## What is expected
Copy all the data exactly, except the pictures.

## Provided records
::::::::::

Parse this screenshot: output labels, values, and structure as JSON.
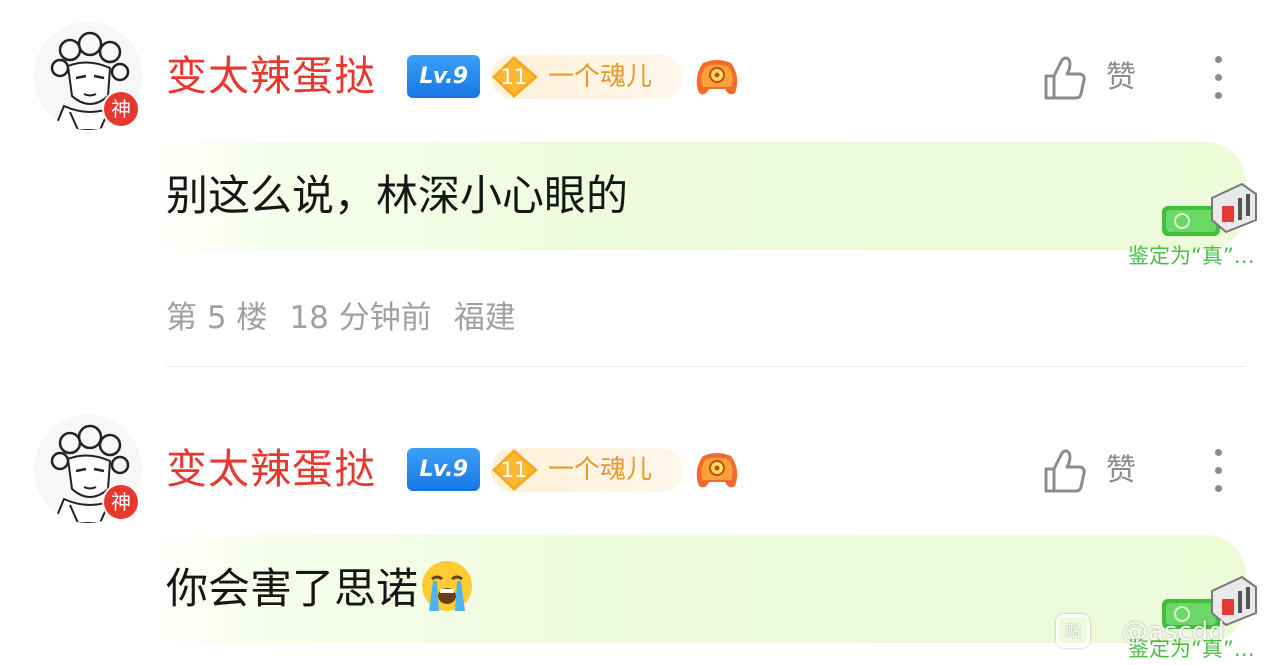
{
  "colors": {
    "username": "#e8372f",
    "level_badge": "#1675e6",
    "fan_badge_text": "#e59a2c",
    "meta_text": "#a0a0a0",
    "verify_text": "#4cbf47",
    "bubble": "#edfbd9"
  },
  "comments": [
    {
      "avatar_badge": "神",
      "username": "变太辣蛋挞",
      "level": "Lv.9",
      "fan_level": "11",
      "fan_name": "一个魂儿",
      "like_label": "赞",
      "text": "别这么说，林深小心眼的",
      "verify_label": "鉴定为“真”…",
      "floor": "第 5 楼",
      "time": "18 分钟前",
      "location": "福建"
    },
    {
      "avatar_badge": "神",
      "username": "变太辣蛋挞",
      "level": "Lv.9",
      "fan_level": "11",
      "fan_name": "一个魂儿",
      "like_label": "赞",
      "text": "你会害了思诺",
      "emoji": "loudly-crying-face-icon",
      "verify_label": "鉴定为“真”…"
    }
  ],
  "watermark": {
    "icon": "贴",
    "text": "@ascdd"
  }
}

::::::::::

## Solution for this exercise
Parse this screenshot: output labels, values, and structure as JSON.
{
  "colors": {
    "username": "#e8372f",
    "level_badge": "#1675e6",
    "fan_badge_text": "#e59a2c",
    "meta_text": "#a0a0a0",
    "verify_text": "#4cbf47",
    "bubble": "#edfbd9"
  },
  "comments": [
    {
      "avatar_badge": "神",
      "username": "变太辣蛋挞",
      "level": "Lv.9",
      "fan_level": "11",
      "fan_name": "一个魂儿",
      "like_label": "赞",
      "text": "别这么说，林深小心眼的",
      "verify_label": "鉴定为“真”…",
      "floor": "第 5 楼",
      "time": "18 分钟前",
      "location": "福建"
    },
    {
      "avatar_badge": "神",
      "username": "变太辣蛋挞",
      "level": "Lv.9",
      "fan_level": "11",
      "fan_name": "一个魂儿",
      "like_label": "赞",
      "text": "你会害了思诺",
      "emoji": "loudly-crying-face-icon",
      "verify_label": "鉴定为“真”…"
    }
  ],
  "watermark": {
    "icon": "贴",
    "text": "@ascdd"
  }
}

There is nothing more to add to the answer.